**PROBLEM TO WORK ON:** Examine the entries and show every line in which the word "thrust" is found.

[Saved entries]
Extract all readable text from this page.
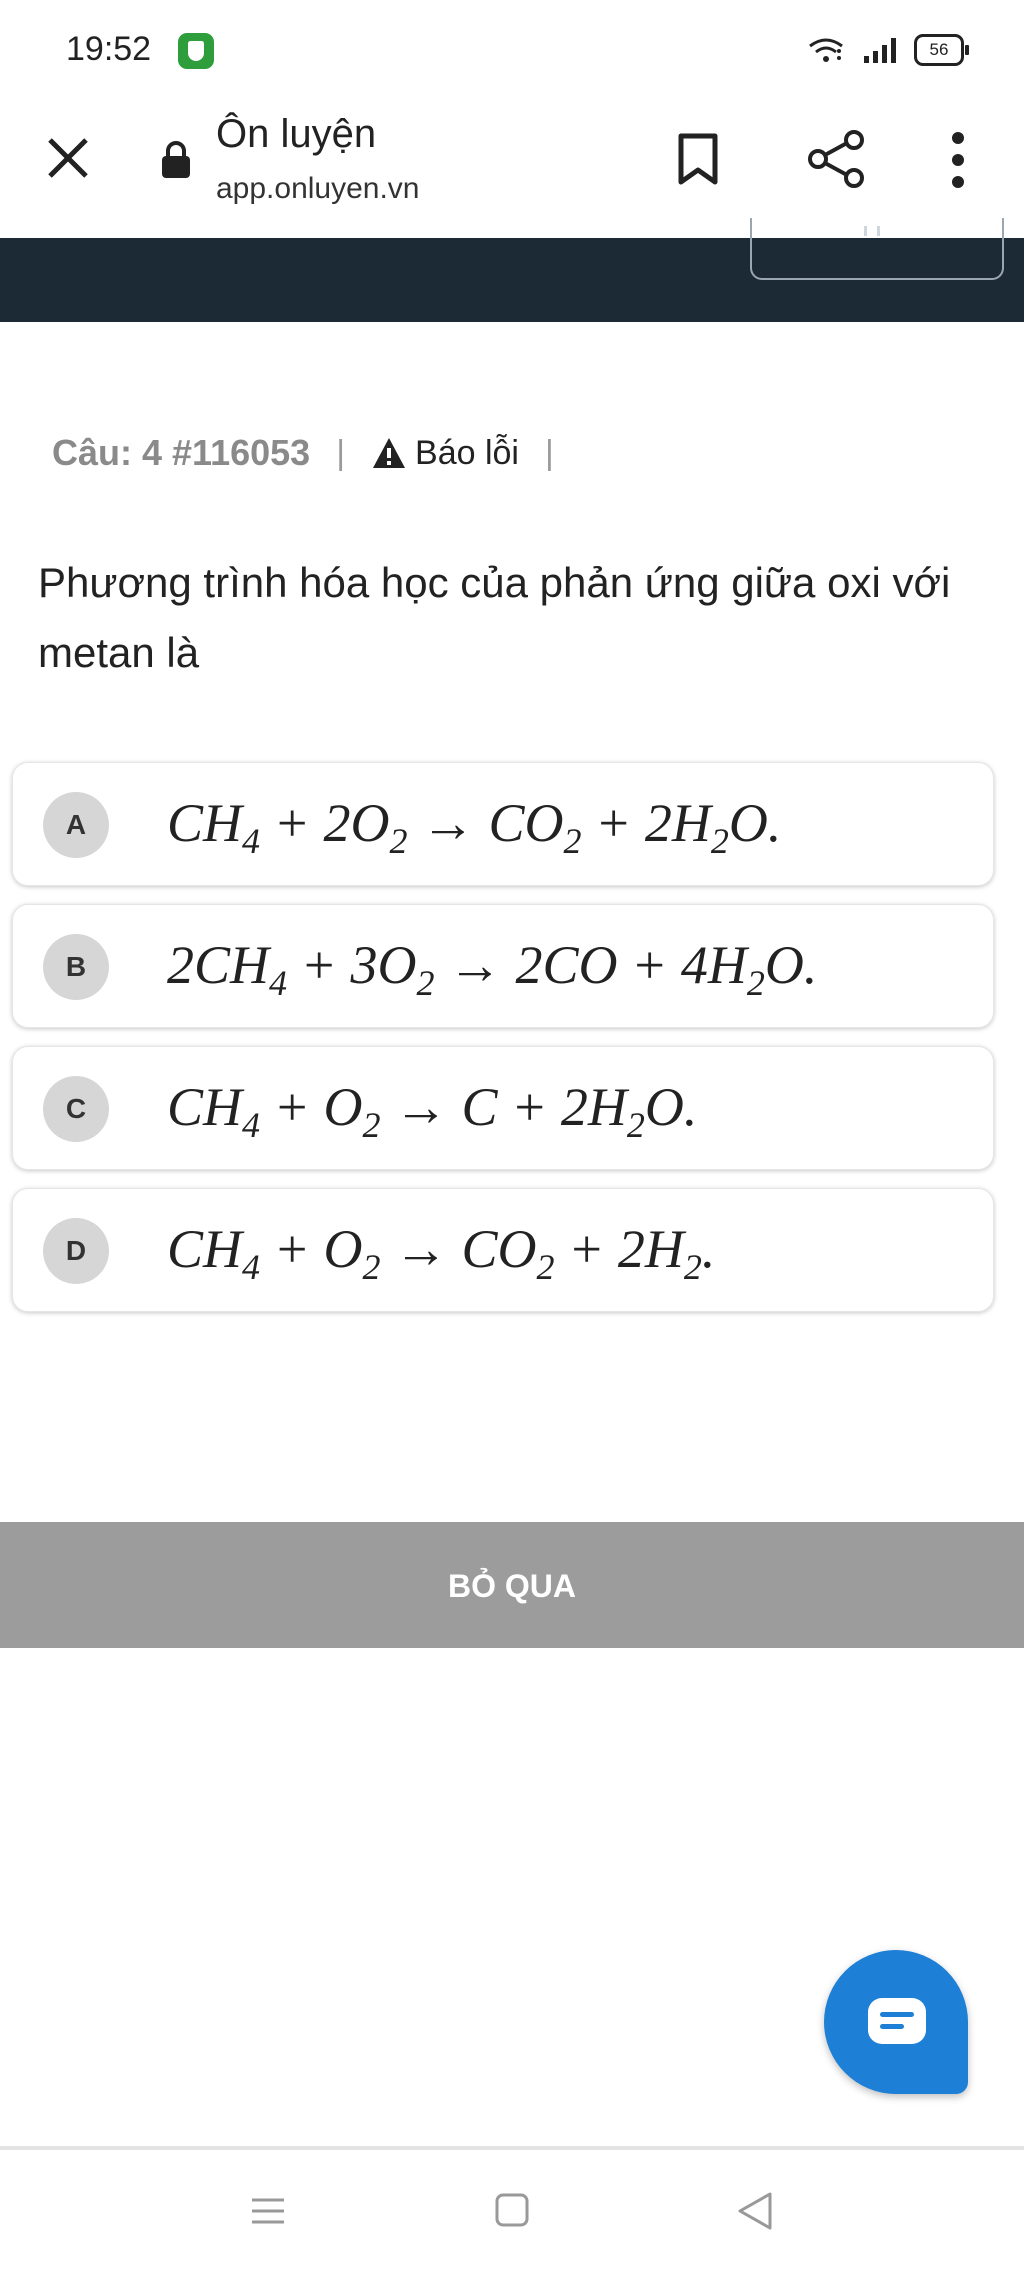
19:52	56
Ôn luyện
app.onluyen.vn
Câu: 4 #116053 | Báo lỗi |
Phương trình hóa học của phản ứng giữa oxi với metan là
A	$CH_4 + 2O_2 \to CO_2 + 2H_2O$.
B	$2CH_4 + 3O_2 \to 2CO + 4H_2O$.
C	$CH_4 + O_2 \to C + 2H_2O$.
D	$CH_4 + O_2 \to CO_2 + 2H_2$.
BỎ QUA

...

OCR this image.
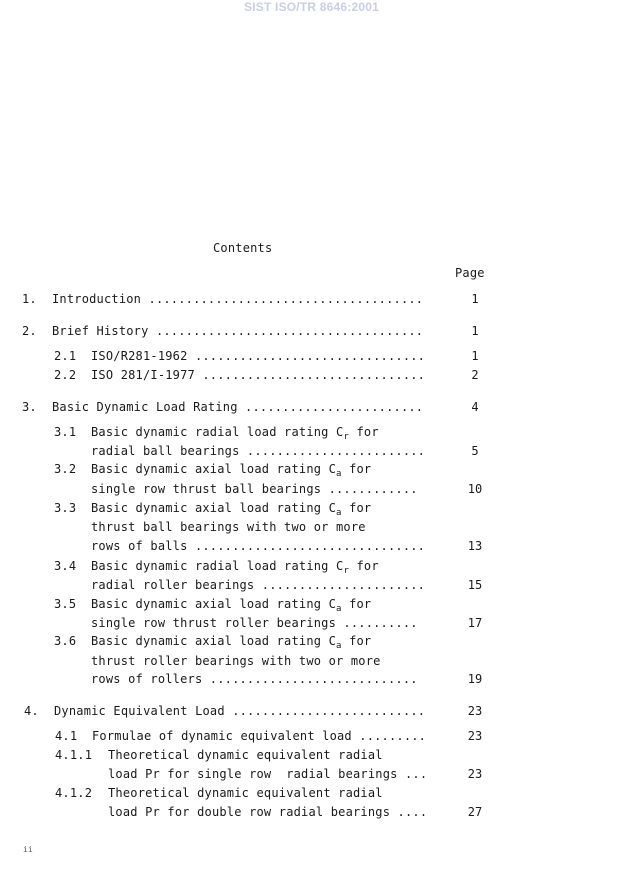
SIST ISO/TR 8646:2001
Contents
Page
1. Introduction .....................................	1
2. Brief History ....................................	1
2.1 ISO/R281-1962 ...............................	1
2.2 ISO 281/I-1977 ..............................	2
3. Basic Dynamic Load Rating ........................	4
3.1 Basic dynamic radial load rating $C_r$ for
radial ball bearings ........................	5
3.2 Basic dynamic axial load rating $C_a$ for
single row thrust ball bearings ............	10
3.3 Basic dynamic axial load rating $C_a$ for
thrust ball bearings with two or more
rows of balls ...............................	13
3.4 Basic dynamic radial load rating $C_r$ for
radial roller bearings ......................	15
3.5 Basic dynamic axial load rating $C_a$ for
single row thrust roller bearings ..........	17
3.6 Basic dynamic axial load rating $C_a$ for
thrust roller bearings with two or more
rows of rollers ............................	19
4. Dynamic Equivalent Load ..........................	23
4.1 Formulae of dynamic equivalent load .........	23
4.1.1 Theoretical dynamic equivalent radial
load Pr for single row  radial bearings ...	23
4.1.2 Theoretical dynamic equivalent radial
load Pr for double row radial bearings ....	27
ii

**THE ANSWER:**
single row thrust ball bearings ............	10
thrust ball bearings with two or more
single row thrust roller bearings ..........	17
thrust roller bearings with two or more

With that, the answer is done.